* **Data for this task**:
%%

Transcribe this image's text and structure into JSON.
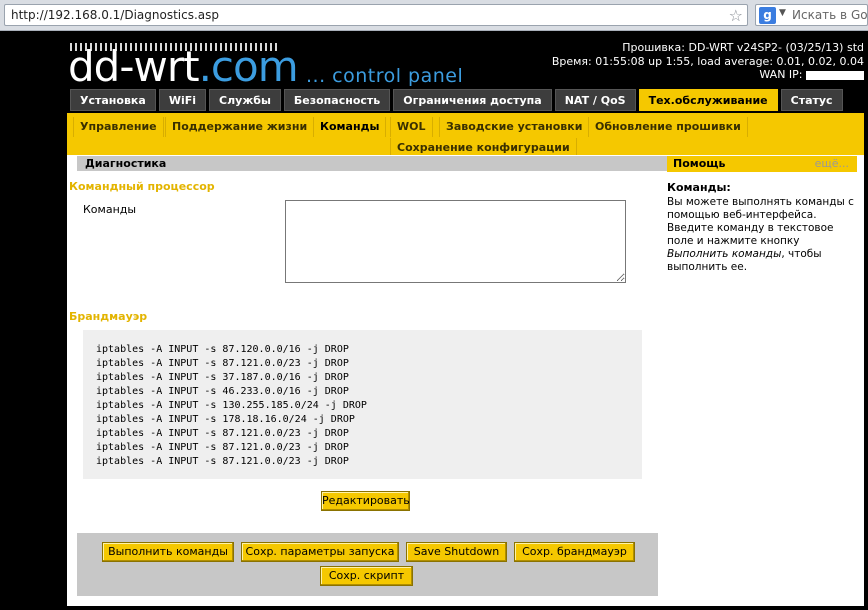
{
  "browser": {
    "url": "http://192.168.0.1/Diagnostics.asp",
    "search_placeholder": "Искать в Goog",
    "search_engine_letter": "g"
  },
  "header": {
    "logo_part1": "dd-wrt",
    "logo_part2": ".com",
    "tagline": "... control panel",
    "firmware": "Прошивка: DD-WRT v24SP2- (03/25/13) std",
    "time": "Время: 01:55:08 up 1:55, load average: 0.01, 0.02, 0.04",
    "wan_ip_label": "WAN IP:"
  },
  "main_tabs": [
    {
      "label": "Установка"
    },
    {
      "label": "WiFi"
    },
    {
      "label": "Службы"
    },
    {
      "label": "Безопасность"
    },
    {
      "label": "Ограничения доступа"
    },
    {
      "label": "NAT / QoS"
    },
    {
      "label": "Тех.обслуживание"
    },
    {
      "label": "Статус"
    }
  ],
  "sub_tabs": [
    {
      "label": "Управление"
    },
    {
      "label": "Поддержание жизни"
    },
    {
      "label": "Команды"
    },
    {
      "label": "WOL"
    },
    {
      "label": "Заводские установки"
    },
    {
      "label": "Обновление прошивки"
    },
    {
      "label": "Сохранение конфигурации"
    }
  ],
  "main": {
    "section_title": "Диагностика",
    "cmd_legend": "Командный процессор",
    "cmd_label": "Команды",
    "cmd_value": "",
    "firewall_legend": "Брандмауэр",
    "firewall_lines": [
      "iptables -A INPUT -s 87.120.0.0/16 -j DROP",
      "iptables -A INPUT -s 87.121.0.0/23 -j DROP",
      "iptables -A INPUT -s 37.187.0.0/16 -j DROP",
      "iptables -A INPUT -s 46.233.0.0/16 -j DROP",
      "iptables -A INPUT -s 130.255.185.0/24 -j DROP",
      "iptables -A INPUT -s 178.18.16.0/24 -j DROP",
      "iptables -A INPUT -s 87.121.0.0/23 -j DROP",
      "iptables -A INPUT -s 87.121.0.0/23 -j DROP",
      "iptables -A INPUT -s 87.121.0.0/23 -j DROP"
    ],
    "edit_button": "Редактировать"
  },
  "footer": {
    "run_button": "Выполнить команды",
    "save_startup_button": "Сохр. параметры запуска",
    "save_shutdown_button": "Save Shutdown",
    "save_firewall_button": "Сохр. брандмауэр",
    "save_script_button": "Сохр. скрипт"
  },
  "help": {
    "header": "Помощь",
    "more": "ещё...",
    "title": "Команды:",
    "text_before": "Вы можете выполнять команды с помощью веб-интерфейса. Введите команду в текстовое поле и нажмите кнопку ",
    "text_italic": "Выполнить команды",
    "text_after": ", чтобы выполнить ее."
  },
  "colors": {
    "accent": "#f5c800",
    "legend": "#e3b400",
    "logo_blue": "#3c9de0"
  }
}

%%

* **Given problem**: An exact transcription of all the entries is required, without the pictures.

* **Exercise solution**:
Transcribe this image's text and structure into JSON.
{
  "browser": {
    "url": "http://192.168.0.1/Diagnostics.asp",
    "search_placeholder": "Искать в Goog",
    "search_engine_letter": "g"
  },
  "header": {
    "logo_part1": "dd-wrt",
    "logo_part2": ".com",
    "tagline": "... control panel",
    "firmware": "Прошивка: DD-WRT v24SP2- (03/25/13) std",
    "time": "Время: 01:55:08 up 1:55, load average: 0.01, 0.02, 0.04",
    "wan_ip_label": "WAN IP:"
  },
  "main_tabs": [
    {
      "label": "Установка"
    },
    {
      "label": "WiFi"
    },
    {
      "label": "Службы"
    },
    {
      "label": "Безопасность"
    },
    {
      "label": "Ограничения доступа"
    },
    {
      "label": "NAT / QoS"
    },
    {
      "label": "Тех.обслуживание"
    },
    {
      "label": "Статус"
    }
  ],
  "sub_tabs": [
    {
      "label": "Управление"
    },
    {
      "label": "Поддержание жизни"
    },
    {
      "label": "Команды"
    },
    {
      "label": "WOL"
    },
    {
      "label": "Заводские установки"
    },
    {
      "label": "Обновление прошивки"
    },
    {
      "label": "Сохранение конфигурации"
    }
  ],
  "main": {
    "section_title": "Диагностика",
    "cmd_legend": "Командный процессор",
    "cmd_label": "Команды",
    "cmd_value": "",
    "firewall_legend": "Брандмауэр",
    "firewall_lines": [
      "iptables -A INPUT -s 87.120.0.0/16 -j DROP",
      "iptables -A INPUT -s 87.121.0.0/23 -j DROP",
      "iptables -A INPUT -s 37.187.0.0/16 -j DROP",
      "iptables -A INPUT -s 46.233.0.0/16 -j DROP",
      "iptables -A INPUT -s 130.255.185.0/24 -j DROP",
      "iptables -A INPUT -s 178.18.16.0/24 -j DROP",
      "iptables -A INPUT -s 87.121.0.0/23 -j DROP",
      "iptables -A INPUT -s 87.121.0.0/23 -j DROP",
      "iptables -A INPUT -s 87.121.0.0/23 -j DROP"
    ],
    "edit_button": "Редактировать"
  },
  "footer": {
    "run_button": "Выполнить команды",
    "save_startup_button": "Сохр. параметры запуска",
    "save_shutdown_button": "Save Shutdown",
    "save_firewall_button": "Сохр. брандмауэр",
    "save_script_button": "Сохр. скрипт"
  },
  "help": {
    "header": "Помощь",
    "more": "ещё...",
    "title": "Команды:",
    "text_before": "Вы можете выполнять команды с помощью веб-интерфейса. Введите команду в текстовое поле и нажмите кнопку ",
    "text_italic": "Выполнить команды",
    "text_after": ", чтобы выполнить ее."
  },
  "colors": {
    "accent": "#f5c800",
    "legend": "#e3b400",
    "logo_blue": "#3c9de0"
  }
}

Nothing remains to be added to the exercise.